- **What to work on**
Search the data below for the string "with". Extract every line that contains it.
** START OF Entries supplied **
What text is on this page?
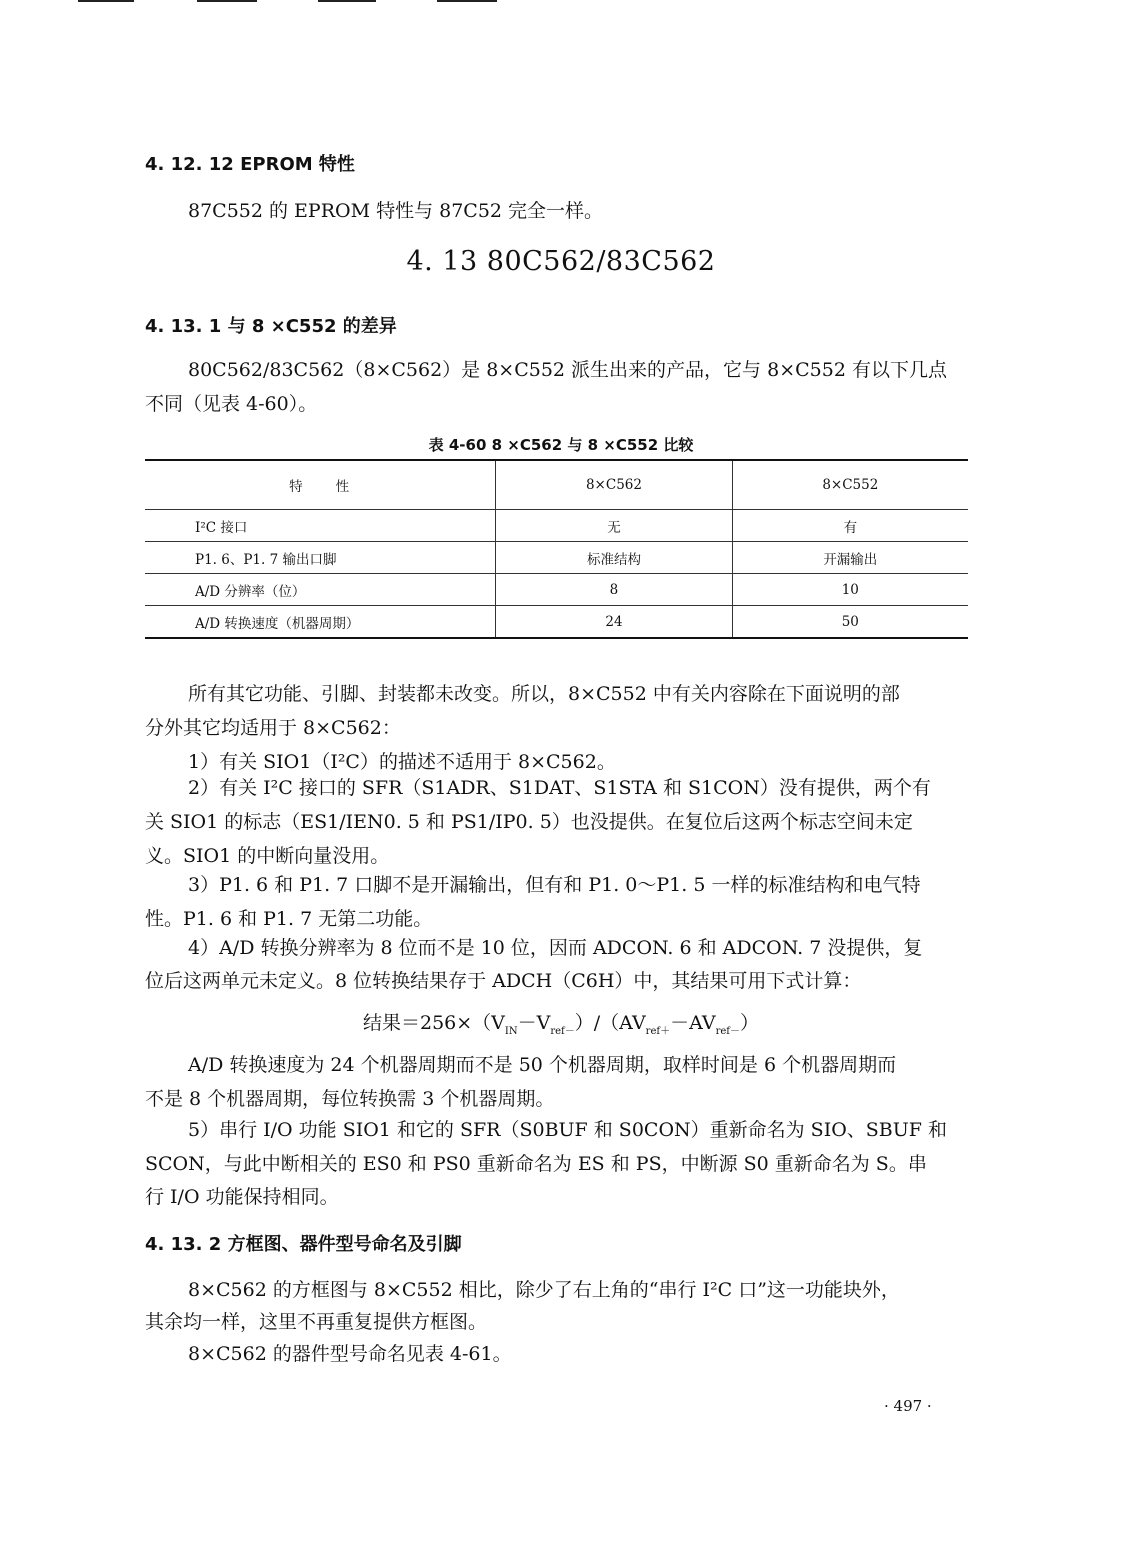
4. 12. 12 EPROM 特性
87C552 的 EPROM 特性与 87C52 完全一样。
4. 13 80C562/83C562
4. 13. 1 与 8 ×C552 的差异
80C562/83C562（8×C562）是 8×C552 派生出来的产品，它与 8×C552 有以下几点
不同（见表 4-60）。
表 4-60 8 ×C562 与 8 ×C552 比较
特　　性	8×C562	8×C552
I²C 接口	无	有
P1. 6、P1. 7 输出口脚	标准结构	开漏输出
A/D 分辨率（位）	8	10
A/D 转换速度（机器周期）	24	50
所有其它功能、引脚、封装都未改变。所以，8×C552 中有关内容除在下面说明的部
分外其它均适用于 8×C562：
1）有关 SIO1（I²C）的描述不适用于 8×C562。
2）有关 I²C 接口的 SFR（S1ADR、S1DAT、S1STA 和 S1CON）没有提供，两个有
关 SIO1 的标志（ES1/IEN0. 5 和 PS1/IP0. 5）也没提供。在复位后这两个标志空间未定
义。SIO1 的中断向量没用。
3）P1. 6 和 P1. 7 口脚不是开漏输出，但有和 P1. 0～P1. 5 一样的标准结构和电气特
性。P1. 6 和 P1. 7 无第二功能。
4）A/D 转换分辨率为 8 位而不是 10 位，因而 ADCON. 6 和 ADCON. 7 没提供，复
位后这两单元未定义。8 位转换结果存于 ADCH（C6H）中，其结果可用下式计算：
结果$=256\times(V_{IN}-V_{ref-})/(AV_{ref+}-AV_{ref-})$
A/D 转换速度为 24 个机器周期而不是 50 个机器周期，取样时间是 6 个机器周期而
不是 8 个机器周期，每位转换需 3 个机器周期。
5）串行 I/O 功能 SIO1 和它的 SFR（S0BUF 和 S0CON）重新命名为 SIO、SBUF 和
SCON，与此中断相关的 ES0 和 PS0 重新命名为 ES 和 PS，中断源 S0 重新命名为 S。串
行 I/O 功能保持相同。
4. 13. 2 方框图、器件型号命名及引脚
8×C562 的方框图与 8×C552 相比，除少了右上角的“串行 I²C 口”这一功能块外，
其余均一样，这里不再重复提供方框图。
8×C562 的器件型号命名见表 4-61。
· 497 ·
** END OF Entries supplied **
** START OF Entries supplied **
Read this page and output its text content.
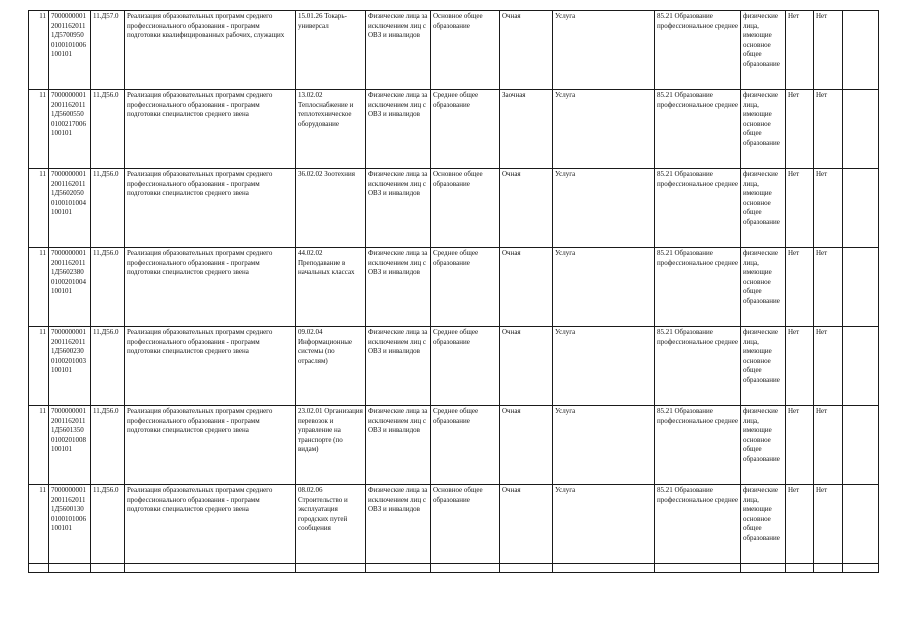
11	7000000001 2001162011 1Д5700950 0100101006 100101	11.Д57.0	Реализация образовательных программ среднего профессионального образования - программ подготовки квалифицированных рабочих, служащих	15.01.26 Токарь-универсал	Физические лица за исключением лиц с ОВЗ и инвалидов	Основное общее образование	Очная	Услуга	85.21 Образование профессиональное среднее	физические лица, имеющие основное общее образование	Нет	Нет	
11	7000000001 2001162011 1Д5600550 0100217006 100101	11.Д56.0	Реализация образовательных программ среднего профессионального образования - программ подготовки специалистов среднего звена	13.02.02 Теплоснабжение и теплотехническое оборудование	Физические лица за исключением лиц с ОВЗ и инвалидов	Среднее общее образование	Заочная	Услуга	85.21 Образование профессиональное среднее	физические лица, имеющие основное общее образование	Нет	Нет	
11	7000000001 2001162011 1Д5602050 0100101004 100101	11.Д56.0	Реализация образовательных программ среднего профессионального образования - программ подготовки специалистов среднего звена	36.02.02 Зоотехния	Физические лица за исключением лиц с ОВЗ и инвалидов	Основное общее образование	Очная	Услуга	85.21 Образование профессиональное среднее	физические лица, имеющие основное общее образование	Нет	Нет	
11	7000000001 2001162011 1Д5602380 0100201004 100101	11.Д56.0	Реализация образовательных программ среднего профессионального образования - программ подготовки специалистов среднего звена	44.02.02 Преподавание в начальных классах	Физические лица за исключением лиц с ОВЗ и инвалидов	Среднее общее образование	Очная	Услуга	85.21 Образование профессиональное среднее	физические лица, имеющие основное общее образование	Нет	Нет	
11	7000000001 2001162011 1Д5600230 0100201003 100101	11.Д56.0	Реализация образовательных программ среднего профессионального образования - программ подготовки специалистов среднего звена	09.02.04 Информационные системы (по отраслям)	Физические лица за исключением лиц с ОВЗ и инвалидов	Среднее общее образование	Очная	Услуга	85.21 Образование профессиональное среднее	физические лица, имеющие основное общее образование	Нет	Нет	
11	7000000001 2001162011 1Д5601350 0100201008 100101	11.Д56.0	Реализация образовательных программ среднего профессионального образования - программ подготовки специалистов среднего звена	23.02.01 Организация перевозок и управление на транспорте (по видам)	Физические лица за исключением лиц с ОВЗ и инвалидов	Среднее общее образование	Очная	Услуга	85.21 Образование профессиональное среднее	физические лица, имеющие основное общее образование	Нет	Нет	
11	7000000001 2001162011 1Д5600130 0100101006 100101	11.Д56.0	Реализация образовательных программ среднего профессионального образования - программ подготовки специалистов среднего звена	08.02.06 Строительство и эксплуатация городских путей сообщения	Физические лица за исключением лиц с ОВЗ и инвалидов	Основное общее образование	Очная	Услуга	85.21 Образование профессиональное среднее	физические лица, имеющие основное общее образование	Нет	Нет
** END OF Entries supplied **
** START OF Entries supplied **
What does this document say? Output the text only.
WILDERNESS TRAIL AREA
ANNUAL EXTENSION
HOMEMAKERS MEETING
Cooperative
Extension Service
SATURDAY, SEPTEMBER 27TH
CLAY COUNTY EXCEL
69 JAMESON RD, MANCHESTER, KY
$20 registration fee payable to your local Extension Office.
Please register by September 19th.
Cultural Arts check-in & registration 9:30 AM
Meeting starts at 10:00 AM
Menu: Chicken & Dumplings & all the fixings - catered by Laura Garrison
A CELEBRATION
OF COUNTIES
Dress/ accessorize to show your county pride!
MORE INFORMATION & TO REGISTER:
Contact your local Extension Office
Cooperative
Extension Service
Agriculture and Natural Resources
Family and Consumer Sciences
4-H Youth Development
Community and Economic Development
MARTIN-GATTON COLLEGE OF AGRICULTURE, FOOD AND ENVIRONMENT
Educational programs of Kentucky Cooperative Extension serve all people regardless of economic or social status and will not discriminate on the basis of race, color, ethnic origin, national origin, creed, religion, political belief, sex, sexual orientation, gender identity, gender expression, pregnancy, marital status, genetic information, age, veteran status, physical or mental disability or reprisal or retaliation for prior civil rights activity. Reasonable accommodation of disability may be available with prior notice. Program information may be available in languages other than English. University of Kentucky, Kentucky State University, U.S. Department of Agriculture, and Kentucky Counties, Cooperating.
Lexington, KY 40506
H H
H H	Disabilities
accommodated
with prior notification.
** END OF Entries supplied **
- **The output**
Educational programs of Kentucky Cooperative Extension serve all people regardless of economic or social status and will not discriminate on the basis of race, color, ethnic origin, national origin, creed, religion, political belief, sex, sexual orientation, gender identity, gender expression, pregnancy, marital status, genetic information, age, veteran status, physical or mental disability or reprisal or retaliation for prior civil rights activity. Reasonable accommodation of disability may be available with prior notice. Program information may be available in languages other than English. University of Kentucky, Kentucky State University, U.S. Department of Agriculture, and Kentucky Counties, Cooperating.
with prior notification.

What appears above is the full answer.